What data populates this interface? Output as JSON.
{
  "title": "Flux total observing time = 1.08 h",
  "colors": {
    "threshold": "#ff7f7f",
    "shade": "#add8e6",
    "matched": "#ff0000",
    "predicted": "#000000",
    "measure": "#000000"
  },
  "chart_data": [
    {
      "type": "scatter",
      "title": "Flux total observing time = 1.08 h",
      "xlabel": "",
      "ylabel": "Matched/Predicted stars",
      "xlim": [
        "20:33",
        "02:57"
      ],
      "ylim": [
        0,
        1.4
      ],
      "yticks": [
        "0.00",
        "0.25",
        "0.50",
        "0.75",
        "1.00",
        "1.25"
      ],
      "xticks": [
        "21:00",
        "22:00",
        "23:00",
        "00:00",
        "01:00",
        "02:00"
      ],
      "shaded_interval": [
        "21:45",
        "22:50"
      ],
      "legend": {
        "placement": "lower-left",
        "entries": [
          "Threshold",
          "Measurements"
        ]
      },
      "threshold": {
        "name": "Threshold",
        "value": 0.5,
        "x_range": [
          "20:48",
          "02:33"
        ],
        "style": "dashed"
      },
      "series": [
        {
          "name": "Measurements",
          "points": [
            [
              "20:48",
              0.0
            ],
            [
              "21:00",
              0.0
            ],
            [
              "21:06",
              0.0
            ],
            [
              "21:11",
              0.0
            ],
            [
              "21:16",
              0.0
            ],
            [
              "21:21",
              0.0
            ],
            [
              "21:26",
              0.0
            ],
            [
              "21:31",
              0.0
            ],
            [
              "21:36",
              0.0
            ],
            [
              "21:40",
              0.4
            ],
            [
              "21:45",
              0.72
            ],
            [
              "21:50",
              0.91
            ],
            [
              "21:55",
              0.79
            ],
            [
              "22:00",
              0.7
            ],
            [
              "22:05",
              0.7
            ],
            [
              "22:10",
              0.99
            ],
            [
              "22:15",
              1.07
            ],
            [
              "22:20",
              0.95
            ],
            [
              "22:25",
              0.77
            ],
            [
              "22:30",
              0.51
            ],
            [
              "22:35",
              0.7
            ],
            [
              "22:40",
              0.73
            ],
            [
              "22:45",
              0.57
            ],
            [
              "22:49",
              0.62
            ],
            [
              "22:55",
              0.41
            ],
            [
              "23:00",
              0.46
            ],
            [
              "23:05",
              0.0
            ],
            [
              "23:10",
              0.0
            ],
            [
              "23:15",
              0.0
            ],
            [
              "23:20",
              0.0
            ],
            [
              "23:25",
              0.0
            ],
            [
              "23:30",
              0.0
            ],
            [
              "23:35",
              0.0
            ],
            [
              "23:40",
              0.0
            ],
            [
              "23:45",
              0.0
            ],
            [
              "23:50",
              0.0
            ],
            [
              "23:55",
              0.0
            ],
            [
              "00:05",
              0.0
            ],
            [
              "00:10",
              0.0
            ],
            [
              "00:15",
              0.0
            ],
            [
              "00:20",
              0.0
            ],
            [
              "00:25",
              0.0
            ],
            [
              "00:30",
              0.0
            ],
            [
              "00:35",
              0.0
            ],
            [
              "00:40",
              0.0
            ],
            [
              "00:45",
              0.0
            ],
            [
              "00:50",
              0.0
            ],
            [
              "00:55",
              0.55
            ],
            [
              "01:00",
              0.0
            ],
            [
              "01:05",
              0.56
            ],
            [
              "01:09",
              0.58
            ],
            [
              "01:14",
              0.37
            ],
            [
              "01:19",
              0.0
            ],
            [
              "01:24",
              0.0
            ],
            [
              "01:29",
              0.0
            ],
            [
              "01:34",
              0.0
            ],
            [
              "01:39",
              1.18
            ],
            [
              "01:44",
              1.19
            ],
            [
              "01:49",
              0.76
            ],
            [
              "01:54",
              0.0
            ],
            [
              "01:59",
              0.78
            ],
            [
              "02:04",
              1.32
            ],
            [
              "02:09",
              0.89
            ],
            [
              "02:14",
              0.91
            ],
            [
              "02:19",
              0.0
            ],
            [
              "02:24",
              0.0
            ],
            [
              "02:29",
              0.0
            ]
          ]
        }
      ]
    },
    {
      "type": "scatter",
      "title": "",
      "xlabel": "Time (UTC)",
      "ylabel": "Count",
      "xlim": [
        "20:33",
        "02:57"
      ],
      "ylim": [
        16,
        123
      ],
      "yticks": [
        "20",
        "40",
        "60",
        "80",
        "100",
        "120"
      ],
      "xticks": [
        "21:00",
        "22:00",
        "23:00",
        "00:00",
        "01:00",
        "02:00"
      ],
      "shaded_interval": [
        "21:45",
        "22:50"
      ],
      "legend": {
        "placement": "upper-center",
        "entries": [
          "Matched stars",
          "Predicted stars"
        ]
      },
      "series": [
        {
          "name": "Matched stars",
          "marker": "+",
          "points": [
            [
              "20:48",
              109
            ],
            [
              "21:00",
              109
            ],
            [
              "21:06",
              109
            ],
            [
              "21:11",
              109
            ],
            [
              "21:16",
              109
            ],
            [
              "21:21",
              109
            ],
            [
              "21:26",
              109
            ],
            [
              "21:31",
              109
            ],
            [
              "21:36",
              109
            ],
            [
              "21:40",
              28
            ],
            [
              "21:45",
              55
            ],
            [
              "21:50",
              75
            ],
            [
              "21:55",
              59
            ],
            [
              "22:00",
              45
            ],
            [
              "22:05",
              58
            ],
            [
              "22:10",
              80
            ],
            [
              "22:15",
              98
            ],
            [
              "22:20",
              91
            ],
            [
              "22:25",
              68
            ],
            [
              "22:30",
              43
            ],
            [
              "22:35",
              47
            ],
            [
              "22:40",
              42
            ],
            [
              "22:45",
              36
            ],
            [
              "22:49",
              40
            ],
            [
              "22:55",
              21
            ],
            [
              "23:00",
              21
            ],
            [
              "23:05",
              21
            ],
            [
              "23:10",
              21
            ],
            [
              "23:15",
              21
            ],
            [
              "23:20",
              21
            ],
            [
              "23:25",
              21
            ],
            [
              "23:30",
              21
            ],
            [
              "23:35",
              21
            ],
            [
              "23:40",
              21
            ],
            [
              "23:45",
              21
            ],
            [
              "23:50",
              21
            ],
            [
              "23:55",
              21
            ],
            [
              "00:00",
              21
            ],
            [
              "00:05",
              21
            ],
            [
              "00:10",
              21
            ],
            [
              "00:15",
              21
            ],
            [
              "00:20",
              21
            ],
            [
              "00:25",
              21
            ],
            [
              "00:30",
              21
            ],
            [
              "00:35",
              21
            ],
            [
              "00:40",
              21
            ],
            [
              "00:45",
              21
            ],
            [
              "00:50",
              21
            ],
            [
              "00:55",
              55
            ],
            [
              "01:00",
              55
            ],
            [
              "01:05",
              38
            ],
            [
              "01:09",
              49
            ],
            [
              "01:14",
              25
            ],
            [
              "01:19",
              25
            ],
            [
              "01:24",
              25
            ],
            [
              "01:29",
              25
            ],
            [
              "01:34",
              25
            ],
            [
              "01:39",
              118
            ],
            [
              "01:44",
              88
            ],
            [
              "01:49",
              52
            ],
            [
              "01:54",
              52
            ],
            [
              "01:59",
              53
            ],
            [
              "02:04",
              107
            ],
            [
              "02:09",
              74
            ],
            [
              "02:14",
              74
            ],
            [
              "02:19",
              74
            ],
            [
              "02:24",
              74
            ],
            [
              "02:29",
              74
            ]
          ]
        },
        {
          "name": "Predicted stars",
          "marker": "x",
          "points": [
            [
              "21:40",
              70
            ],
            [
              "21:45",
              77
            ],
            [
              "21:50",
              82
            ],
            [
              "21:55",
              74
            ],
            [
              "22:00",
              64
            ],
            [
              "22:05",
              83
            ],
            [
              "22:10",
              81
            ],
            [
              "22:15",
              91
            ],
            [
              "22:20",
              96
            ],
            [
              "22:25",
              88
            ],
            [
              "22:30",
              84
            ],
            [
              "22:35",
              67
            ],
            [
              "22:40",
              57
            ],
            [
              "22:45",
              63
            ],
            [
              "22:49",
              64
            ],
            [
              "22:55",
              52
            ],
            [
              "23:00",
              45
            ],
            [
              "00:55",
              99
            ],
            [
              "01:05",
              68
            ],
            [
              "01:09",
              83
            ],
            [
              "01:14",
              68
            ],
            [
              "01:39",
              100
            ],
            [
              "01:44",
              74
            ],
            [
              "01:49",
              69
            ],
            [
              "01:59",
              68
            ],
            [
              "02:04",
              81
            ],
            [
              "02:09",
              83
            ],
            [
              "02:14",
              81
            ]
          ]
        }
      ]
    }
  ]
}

Work required:
Search the data above for the string "stars" and return every line that has it.

Solution to this task:
      "ylabel": "Matched/Predicted stars",
          "Matched stars",
          "Predicted stars"
          "name": "Matched stars",
          "name": "Predicted stars",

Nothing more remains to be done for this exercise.